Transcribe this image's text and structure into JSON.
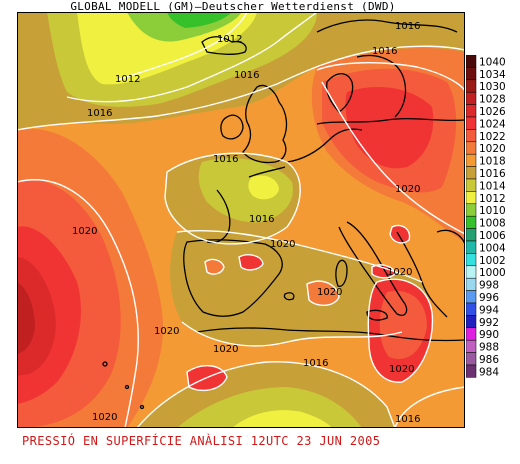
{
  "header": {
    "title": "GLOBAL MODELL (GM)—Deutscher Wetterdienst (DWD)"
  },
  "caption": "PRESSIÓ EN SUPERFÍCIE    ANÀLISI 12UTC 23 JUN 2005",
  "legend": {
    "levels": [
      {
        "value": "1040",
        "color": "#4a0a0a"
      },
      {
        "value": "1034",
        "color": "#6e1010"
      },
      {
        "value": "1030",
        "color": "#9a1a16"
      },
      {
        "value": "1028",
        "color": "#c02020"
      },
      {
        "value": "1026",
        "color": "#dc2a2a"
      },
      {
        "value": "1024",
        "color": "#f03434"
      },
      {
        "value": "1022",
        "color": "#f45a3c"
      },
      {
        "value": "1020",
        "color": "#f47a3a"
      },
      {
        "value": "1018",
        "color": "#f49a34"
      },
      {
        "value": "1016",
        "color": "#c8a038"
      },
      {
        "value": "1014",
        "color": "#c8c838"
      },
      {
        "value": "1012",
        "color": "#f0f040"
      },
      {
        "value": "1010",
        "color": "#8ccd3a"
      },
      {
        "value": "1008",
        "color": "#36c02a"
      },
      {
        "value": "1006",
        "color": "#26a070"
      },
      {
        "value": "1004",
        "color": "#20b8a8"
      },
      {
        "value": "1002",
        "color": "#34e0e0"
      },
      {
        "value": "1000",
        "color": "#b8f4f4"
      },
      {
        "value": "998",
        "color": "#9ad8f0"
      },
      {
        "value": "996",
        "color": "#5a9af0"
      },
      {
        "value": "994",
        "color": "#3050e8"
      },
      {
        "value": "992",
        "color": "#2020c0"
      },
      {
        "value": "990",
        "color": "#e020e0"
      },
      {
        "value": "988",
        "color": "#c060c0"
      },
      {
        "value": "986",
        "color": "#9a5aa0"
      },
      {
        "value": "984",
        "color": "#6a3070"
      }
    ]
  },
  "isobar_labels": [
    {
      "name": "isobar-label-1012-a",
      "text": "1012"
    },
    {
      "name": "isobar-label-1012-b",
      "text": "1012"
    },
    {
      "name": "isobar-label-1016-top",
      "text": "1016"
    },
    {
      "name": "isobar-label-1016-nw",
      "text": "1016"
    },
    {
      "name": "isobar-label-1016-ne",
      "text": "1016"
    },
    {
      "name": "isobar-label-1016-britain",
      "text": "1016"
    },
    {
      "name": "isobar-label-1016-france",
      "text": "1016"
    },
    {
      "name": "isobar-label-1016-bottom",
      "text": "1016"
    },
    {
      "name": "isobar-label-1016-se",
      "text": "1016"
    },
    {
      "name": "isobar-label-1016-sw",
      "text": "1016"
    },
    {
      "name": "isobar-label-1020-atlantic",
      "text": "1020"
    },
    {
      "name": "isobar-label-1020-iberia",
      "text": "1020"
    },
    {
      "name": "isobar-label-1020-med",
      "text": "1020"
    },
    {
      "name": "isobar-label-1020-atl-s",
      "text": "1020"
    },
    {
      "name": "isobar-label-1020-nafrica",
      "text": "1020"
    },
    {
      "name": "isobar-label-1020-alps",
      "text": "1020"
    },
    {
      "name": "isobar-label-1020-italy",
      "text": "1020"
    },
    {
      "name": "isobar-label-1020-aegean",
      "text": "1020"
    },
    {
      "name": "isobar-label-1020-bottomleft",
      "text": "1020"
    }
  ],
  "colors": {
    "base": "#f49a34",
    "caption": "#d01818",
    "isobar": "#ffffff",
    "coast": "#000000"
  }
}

════════

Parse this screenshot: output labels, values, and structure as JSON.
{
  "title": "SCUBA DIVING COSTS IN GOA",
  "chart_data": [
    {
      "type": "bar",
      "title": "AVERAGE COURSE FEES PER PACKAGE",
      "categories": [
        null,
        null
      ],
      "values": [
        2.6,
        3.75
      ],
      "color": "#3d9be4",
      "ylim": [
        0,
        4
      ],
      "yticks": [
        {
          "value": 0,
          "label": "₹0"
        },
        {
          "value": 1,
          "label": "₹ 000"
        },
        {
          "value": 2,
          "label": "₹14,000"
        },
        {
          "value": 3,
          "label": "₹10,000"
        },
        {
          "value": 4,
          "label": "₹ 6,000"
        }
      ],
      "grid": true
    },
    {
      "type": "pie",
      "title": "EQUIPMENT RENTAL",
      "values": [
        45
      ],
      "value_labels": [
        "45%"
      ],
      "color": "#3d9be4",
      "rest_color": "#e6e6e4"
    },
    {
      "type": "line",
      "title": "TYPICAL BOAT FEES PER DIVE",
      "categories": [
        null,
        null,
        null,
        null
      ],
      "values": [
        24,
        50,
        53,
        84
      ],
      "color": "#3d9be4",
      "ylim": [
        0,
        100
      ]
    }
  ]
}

════════

CHALLENGE:
Provide the count, and nothing else, of lines in the data above where the word "FEES" occurs.

SOLUTION TO THE EXERCISE:
2